What to produce :: Without pictures, repeat exactly the lines from the one containing "Parse this chart and return its data as JSON." through the end of the entries.

+++ Data provided

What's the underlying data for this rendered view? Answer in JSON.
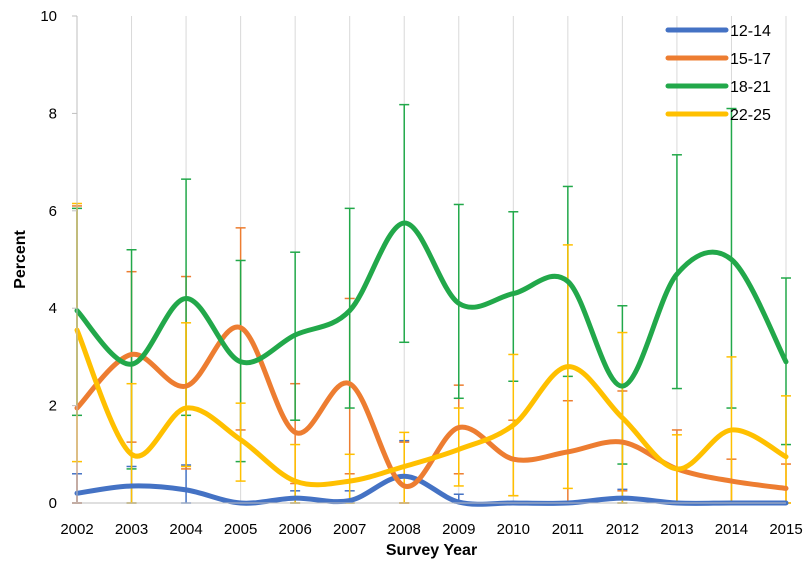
{
  "chart_data": {
    "type": "line",
    "title": "",
    "xlabel": "Survey Year",
    "ylabel": "Percent",
    "ylim": [
      0,
      10
    ],
    "yticks": [
      0,
      2,
      4,
      6,
      8,
      10
    ],
    "grid": "vertical",
    "legend_position": "top-right",
    "x": [
      "2002",
      "2003",
      "2004",
      "2005",
      "2006",
      "2007",
      "2008",
      "2009",
      "2010",
      "2011",
      "2012",
      "2013",
      "2014",
      "2015"
    ],
    "series": [
      {
        "name": "12-14",
        "color": "#4472C4",
        "values": [
          0.2,
          0.35,
          0.27,
          0.0,
          0.1,
          0.05,
          0.55,
          0.02,
          0.0,
          0.0,
          0.1,
          0.0,
          0.0,
          0.0
        ],
        "err_low": [
          0.0,
          0.0,
          0.0,
          0.0,
          0.0,
          0.0,
          0.0,
          0.0,
          0.0,
          0.0,
          0.0,
          0.0,
          0.0,
          0.0
        ],
        "err_high": [
          0.6,
          0.75,
          0.78,
          0.0,
          0.25,
          0.25,
          1.28,
          0.18,
          0.0,
          0.0,
          0.28,
          0.0,
          0.0,
          0.0
        ]
      },
      {
        "name": "15-17",
        "color": "#ED7D31",
        "values": [
          1.95,
          3.05,
          2.4,
          3.6,
          1.45,
          2.45,
          0.35,
          1.55,
          0.9,
          1.05,
          1.25,
          0.7,
          0.45,
          0.3
        ],
        "err_low": [
          0.0,
          1.25,
          0.7,
          1.5,
          0.4,
          0.6,
          0.0,
          0.6,
          0.15,
          0.0,
          0.25,
          0.0,
          0.0,
          0.0
        ],
        "err_high": [
          6.1,
          4.75,
          4.65,
          5.65,
          2.45,
          4.2,
          1.25,
          2.42,
          1.7,
          2.1,
          2.3,
          1.5,
          0.9,
          0.8
        ]
      },
      {
        "name": "18-21",
        "color": "#22A84A",
        "values": [
          3.95,
          2.85,
          4.2,
          2.9,
          3.45,
          3.95,
          5.75,
          4.1,
          4.3,
          4.55,
          2.4,
          4.7,
          5.0,
          2.9
        ],
        "err_low": [
          1.8,
          0.7,
          1.8,
          0.85,
          1.7,
          1.95,
          3.3,
          2.15,
          2.5,
          2.6,
          0.8,
          2.35,
          1.95,
          1.2
        ],
        "err_high": [
          6.05,
          5.2,
          6.65,
          4.98,
          5.15,
          6.05,
          8.18,
          6.13,
          5.98,
          6.5,
          4.05,
          7.15,
          8.1,
          4.62
        ]
      },
      {
        "name": "22-25",
        "color": "#FFC000",
        "values": [
          3.55,
          1.0,
          1.95,
          1.3,
          0.45,
          0.45,
          0.75,
          1.1,
          1.6,
          2.8,
          1.75,
          0.7,
          1.5,
          0.95
        ],
        "err_low": [
          0.85,
          0.0,
          0.75,
          0.45,
          0.0,
          0.0,
          0.0,
          0.35,
          0.15,
          0.3,
          0.0,
          0.0,
          0.0,
          0.0
        ],
        "err_high": [
          6.15,
          2.45,
          3.7,
          2.05,
          1.2,
          1.0,
          1.45,
          1.95,
          3.05,
          5.3,
          3.5,
          1.4,
          3.0,
          2.2
        ]
      }
    ]
  }
}
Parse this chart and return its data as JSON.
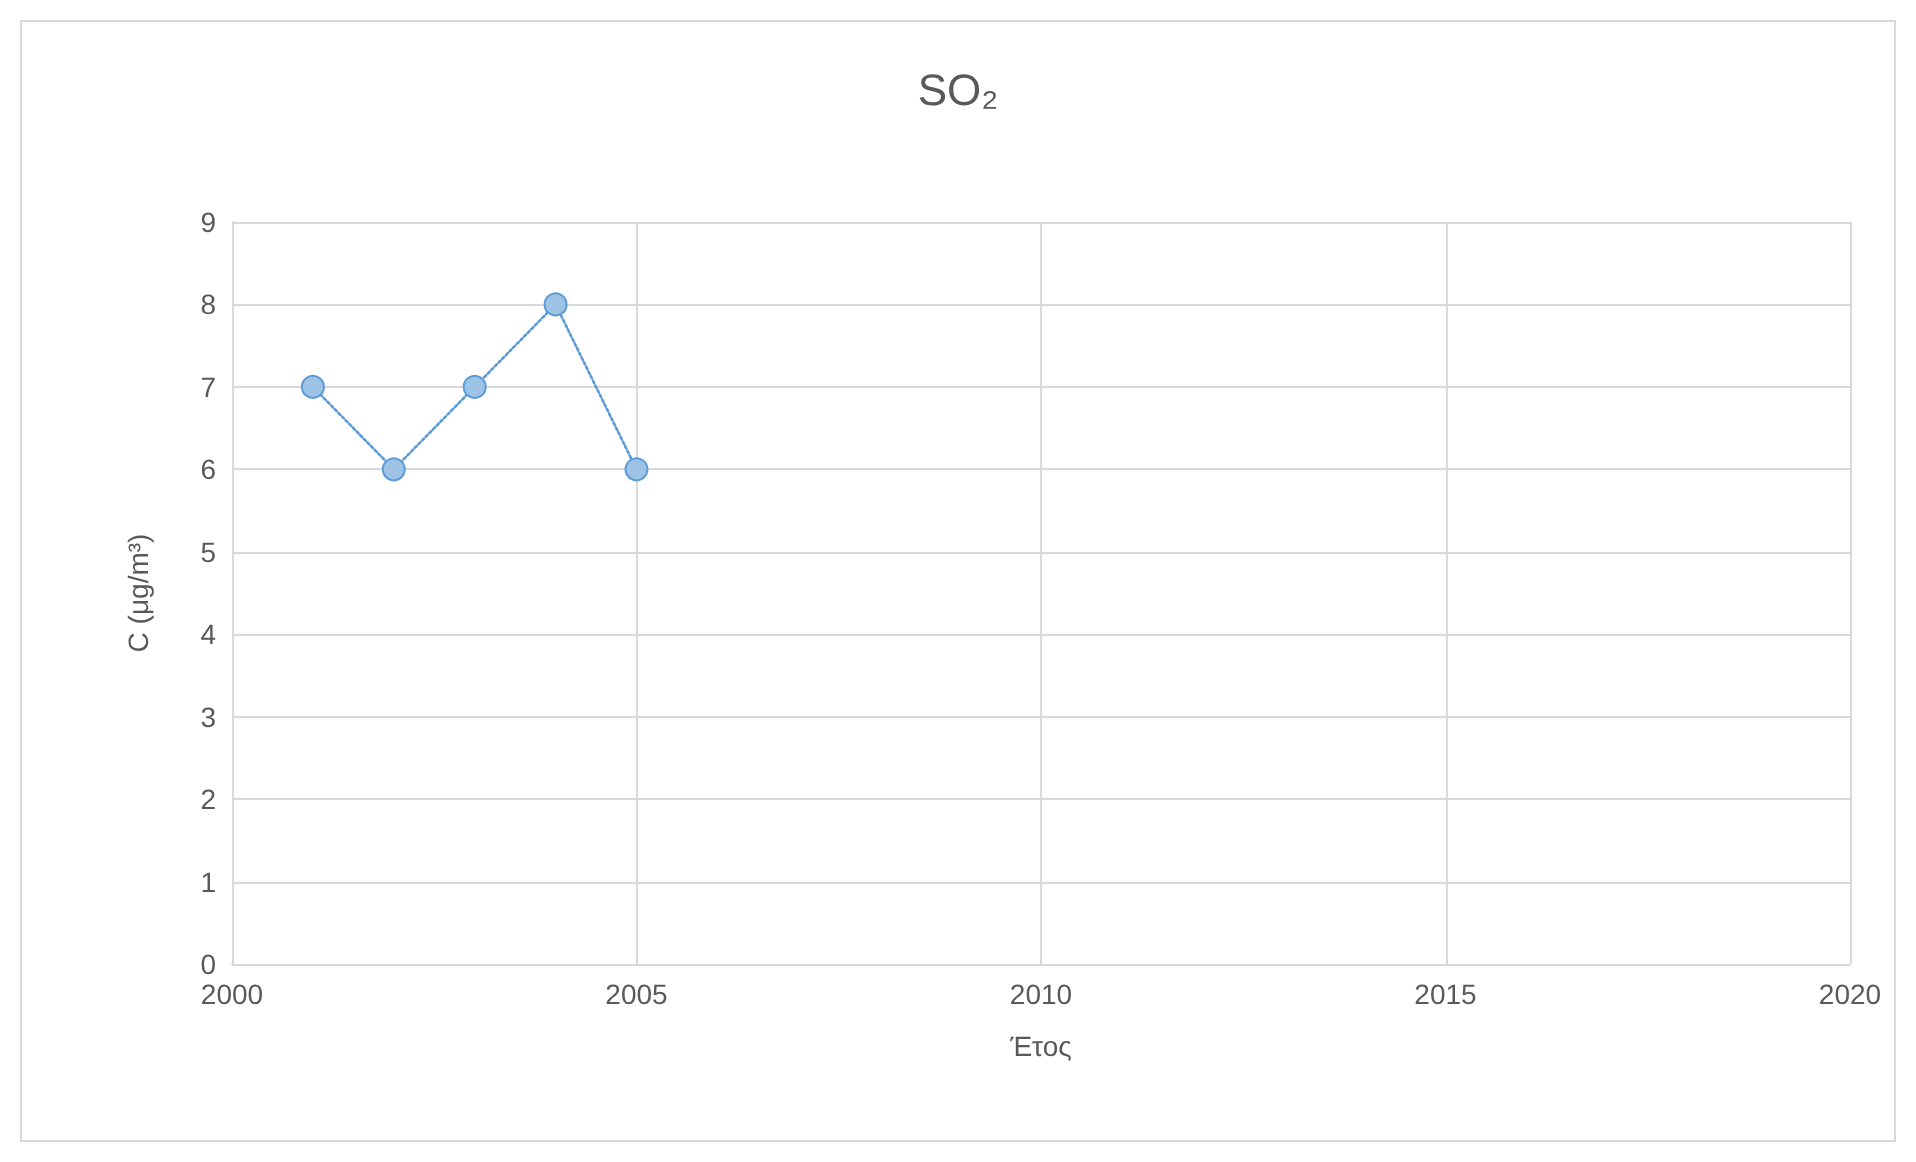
{
  "chart_data": {
    "type": "line",
    "title": "SO₂",
    "xlabel": "Έτος",
    "ylabel": "C (μg/m³)",
    "x": [
      2001,
      2002,
      2003,
      2004,
      2005
    ],
    "series": [
      {
        "color": "#5b9bd5",
        "values": [
          7,
          6,
          7,
          8,
          6
        ]
      }
    ],
    "xlim": [
      2000,
      2020
    ],
    "xticks": [
      2000,
      2005,
      2010,
      2015,
      2020
    ],
    "ylim": [
      0,
      9
    ],
    "yticks": [
      0,
      1,
      2,
      3,
      4,
      5,
      6,
      7,
      8,
      9
    ],
    "grid": true,
    "marker": "circle",
    "line_style": "dotted"
  }
}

++++++

Reply ::
Parse this chart and return its data as JSON.
{
  "chart_data": {
    "type": "line",
    "title": "SO₂",
    "xlabel": "Έτος",
    "ylabel": "C (μg/m³)",
    "x": [
      2001,
      2002,
      2003,
      2004,
      2005
    ],
    "series": [
      {
        "color": "#5b9bd5",
        "values": [
          7,
          6,
          7,
          8,
          6
        ]
      }
    ],
    "xlim": [
      2000,
      2020
    ],
    "xticks": [
      2000,
      2005,
      2010,
      2015,
      2020
    ],
    "ylim": [
      0,
      9
    ],
    "yticks": [
      0,
      1,
      2,
      3,
      4,
      5,
      6,
      7,
      8,
      9
    ],
    "grid": true,
    "marker": "circle",
    "line_style": "dotted"
  }
}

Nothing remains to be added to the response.